Give every line again exactly as it appears, please, but not the pictures.

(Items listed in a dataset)
— Begin —
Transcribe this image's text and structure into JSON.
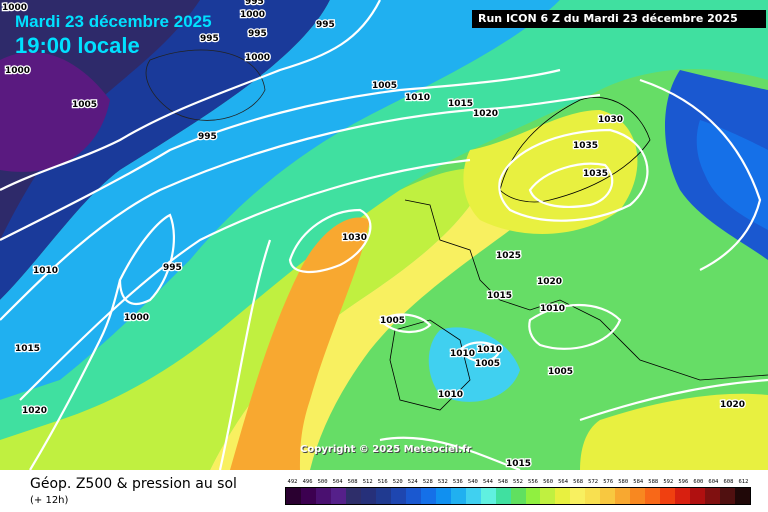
{
  "map": {
    "date_label": "Mardi 23 décembre 2025",
    "time_label": "19:00 locale",
    "run_label": "Run ICON 6 Z du Mardi 23 décembre 2025",
    "copyright": "Copyright © 2025 Meteociel.fr",
    "isobar_labels": [
      "1000",
      "995",
      "995",
      "995",
      "1000",
      "1000",
      "995",
      "1005",
      "1000",
      "1005",
      "1010",
      "1015",
      "1020",
      "1030",
      "1035",
      "1035",
      "1030",
      "1025",
      "1020",
      "1015",
      "1010",
      "1005",
      "1010",
      "1005",
      "1005",
      "1010",
      "1015",
      "1020",
      "1010",
      "995",
      "1000",
      "1015",
      "1020",
      "995",
      "1010"
    ]
  },
  "footer": {
    "title": "Géop. Z500 & pression au sol",
    "subtitle": "(+ 12h)"
  },
  "legend": {
    "ticks": [
      "492",
      "496",
      "500",
      "504",
      "508",
      "512",
      "516",
      "520",
      "524",
      "528",
      "532",
      "536",
      "540",
      "544",
      "548",
      "552",
      "556",
      "560",
      "564",
      "568",
      "572",
      "576",
      "580",
      "584",
      "588",
      "592",
      "596",
      "600",
      "604",
      "608",
      "612"
    ],
    "colors": [
      "#2a0030",
      "#3c0050",
      "#4a1070",
      "#55208a",
      "#2e2e6a",
      "#26307a",
      "#203a90",
      "#1e46b0",
      "#1a58d0",
      "#1570e8",
      "#1090f0",
      "#20b0f0",
      "#40d0f0",
      "#60f0e0",
      "#40e0a0",
      "#60e060",
      "#90f040",
      "#c0f040",
      "#e8f040",
      "#f8f060",
      "#f8e050",
      "#f8c840",
      "#f8a830",
      "#f88820",
      "#f86818",
      "#f04010",
      "#d82010",
      "#b01010",
      "#801010",
      "#501010",
      "#200808"
    ]
  }
}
— End —
- [Response to this exercise]:
Transcribe this image's text and structure into JSON.
{
  "map": {
    "date_label": "Mardi 23 décembre 2025",
    "time_label": "19:00 locale",
    "run_label": "Run ICON 6 Z du Mardi 23 décembre 2025",
    "copyright": "Copyright © 2025 Meteociel.fr",
    "isobar_labels": [
      "1000",
      "995",
      "995",
      "995",
      "1000",
      "1000",
      "995",
      "1005",
      "1000",
      "1005",
      "1010",
      "1015",
      "1020",
      "1030",
      "1035",
      "1035",
      "1030",
      "1025",
      "1020",
      "1015",
      "1010",
      "1005",
      "1010",
      "1005",
      "1005",
      "1010",
      "1015",
      "1020",
      "1010",
      "995",
      "1000",
      "1015",
      "1020",
      "995",
      "1010"
    ]
  },
  "footer": {
    "title": "Géop. Z500 & pression au sol",
    "subtitle": "(+ 12h)"
  },
  "legend": {
    "ticks": [
      "492",
      "496",
      "500",
      "504",
      "508",
      "512",
      "516",
      "520",
      "524",
      "528",
      "532",
      "536",
      "540",
      "544",
      "548",
      "552",
      "556",
      "560",
      "564",
      "568",
      "572",
      "576",
      "580",
      "584",
      "588",
      "592",
      "596",
      "600",
      "604",
      "608",
      "612"
    ],
    "colors": [
      "#2a0030",
      "#3c0050",
      "#4a1070",
      "#55208a",
      "#2e2e6a",
      "#26307a",
      "#203a90",
      "#1e46b0",
      "#1a58d0",
      "#1570e8",
      "#1090f0",
      "#20b0f0",
      "#40d0f0",
      "#60f0e0",
      "#40e0a0",
      "#60e060",
      "#90f040",
      "#c0f040",
      "#e8f040",
      "#f8f060",
      "#f8e050",
      "#f8c840",
      "#f8a830",
      "#f88820",
      "#f86818",
      "#f04010",
      "#d82010",
      "#b01010",
      "#801010",
      "#501010",
      "#200808"
    ]
  }
}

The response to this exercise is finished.